======== TESTO DA LEGGERE ========

Cultura è Salute

“Diamoci una mano”: dialoghi tra storia, arte, medicina e tocchi
di ISABELLE FELICIONI

Continuando il nostro percorso sul tocco e sulla necessità di ristabilire connessioni, vi racconterò qualcosa sulla mano. Mi verrebbe da dire che: 

IL GIOCO NON È RISPETTARE LE REGOLE MA TRASGREDIRE I DIVIETI

“Crediamo di suonare degli organi normali, suonando l’Uomo”. Ma “occorre sapere dove sono i tasti.” B. Pascal.

Chi opera nel sociale che esso sia socio-sanitario o pedagogico-educativo oltre alla propria esperienza offre una forma di comunicazione primordiale fatta di conoscenza, saggezza, amore e compassione intesa come partecipazione. Opera attraverso e grazie a diversi strumenti, il meno riconosciuto ma più inconsciamente usato è il tatto.
“Il Mondo come esperienza si fonda sulla parola base Io-Tu, quella che produce il mondo della relazione.” Basta un dito per creare uno scambio di sensazioni e di emozioni reciproche: quelle ad oggi forse diventate a noi meno conosciute sebbene la tecnologia sia corsa in nostro aiuto grazie a dispositivi “hi tech”.

======== VOCI FORNITE ========

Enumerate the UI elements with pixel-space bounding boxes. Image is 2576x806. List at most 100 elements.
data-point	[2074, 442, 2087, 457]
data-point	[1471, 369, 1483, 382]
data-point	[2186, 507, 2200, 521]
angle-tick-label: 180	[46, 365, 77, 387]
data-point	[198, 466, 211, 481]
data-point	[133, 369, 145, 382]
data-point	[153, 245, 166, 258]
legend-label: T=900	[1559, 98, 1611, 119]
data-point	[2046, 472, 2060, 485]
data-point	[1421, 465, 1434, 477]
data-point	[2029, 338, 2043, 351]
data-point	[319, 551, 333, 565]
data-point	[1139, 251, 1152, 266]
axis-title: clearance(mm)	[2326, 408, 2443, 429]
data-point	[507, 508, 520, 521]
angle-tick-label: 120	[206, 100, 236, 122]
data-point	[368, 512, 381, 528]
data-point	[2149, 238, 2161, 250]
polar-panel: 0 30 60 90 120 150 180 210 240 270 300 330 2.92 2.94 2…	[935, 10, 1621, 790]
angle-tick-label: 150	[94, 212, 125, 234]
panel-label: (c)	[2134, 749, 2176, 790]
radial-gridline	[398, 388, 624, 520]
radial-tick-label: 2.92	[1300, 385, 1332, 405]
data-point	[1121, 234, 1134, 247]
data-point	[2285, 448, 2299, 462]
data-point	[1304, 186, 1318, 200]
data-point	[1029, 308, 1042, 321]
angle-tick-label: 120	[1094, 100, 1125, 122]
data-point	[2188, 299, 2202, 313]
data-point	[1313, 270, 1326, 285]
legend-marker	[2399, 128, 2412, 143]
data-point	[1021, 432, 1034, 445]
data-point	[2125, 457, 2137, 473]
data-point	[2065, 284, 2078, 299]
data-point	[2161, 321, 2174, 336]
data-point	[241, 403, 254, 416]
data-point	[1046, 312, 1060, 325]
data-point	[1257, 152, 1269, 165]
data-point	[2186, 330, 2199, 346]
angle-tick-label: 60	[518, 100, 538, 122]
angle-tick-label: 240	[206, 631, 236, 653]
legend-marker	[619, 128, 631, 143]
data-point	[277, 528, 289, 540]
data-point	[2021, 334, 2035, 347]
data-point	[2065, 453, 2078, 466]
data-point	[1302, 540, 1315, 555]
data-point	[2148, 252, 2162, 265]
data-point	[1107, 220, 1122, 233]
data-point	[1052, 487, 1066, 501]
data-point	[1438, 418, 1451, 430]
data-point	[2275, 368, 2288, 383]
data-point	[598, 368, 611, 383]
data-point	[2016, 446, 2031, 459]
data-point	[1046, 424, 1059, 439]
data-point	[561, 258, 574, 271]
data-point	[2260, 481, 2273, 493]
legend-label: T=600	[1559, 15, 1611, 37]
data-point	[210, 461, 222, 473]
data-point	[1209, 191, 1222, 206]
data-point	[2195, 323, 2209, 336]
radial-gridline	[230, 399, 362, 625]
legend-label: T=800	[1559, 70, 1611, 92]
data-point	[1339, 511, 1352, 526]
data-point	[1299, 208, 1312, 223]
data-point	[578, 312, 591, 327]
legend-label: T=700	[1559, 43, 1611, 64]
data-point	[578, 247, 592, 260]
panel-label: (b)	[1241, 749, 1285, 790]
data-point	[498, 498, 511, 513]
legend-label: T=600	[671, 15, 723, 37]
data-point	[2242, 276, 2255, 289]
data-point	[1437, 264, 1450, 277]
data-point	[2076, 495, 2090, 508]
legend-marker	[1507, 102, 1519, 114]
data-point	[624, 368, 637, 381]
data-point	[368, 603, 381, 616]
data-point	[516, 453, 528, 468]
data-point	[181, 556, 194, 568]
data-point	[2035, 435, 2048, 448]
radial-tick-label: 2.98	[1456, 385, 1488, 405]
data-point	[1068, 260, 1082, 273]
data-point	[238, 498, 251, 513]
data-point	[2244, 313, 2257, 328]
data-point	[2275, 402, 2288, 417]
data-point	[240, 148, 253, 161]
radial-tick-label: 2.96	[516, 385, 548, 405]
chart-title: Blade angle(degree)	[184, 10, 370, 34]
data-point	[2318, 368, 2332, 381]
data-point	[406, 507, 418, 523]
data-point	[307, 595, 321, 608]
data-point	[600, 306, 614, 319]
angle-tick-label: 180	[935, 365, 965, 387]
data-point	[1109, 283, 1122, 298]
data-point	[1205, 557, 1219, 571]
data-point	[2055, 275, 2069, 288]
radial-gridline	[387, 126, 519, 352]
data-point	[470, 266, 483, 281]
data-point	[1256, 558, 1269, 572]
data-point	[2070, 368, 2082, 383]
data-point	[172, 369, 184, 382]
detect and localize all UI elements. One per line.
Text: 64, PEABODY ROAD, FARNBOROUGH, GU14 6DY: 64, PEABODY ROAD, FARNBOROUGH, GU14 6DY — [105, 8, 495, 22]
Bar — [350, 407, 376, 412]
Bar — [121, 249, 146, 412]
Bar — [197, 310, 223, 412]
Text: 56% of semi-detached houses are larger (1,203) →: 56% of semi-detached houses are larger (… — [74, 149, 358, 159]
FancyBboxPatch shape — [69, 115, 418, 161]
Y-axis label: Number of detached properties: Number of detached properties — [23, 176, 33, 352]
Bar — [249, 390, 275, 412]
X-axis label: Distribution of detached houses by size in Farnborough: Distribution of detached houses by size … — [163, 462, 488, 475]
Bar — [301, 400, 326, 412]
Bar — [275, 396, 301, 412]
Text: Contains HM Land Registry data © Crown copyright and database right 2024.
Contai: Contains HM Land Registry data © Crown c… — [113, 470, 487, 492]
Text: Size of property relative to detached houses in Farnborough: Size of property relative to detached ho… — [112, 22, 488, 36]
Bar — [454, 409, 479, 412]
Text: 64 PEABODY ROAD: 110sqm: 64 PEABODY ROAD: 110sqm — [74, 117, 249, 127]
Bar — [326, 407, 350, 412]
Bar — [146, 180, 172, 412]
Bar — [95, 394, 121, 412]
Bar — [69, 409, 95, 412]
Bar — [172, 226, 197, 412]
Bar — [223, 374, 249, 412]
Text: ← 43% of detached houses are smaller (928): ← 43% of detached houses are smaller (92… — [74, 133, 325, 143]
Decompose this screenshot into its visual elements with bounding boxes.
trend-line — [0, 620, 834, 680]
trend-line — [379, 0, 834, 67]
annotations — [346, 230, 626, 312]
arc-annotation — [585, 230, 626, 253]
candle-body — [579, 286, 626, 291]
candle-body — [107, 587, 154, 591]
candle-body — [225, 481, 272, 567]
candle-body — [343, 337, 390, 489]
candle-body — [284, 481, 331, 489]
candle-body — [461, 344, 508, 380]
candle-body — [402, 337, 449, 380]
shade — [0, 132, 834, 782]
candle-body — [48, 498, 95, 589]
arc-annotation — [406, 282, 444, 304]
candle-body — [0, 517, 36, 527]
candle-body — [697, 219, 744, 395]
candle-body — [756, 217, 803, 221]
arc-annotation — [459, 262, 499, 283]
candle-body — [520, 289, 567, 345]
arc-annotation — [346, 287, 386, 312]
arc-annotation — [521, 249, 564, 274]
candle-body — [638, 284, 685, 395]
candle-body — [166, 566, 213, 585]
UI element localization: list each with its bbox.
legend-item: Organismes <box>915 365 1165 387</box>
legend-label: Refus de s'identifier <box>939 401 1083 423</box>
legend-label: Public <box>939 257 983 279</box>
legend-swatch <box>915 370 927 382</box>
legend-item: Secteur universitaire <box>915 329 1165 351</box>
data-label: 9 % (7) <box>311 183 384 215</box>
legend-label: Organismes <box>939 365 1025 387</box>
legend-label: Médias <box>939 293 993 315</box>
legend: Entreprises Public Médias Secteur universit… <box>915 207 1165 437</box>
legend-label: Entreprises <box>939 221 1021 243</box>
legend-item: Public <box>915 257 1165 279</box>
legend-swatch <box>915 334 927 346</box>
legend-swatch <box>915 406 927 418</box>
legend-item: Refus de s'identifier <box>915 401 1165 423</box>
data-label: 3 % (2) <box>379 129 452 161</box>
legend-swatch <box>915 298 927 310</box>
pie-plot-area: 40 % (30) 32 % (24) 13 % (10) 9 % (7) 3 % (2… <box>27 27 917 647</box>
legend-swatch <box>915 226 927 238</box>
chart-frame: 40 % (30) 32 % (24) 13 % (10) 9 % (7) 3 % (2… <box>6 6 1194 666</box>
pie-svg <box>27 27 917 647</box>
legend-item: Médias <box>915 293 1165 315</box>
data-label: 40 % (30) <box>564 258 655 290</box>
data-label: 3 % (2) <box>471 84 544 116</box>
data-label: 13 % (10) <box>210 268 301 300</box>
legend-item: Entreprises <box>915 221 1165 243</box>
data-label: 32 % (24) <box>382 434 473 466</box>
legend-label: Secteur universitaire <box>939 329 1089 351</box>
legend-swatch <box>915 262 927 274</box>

========

> _DETTAGLI DEL COMPITO_:
Secondo il testo da leggere sul tatto, di che cosa è fatta la forma di comunicazione primordiale offerta da chi opera nel sociale? Elencale tutte.

> _RISPOSTA_:
Conoscenza, saggezza, amore e compassione (intesa come partecipazione).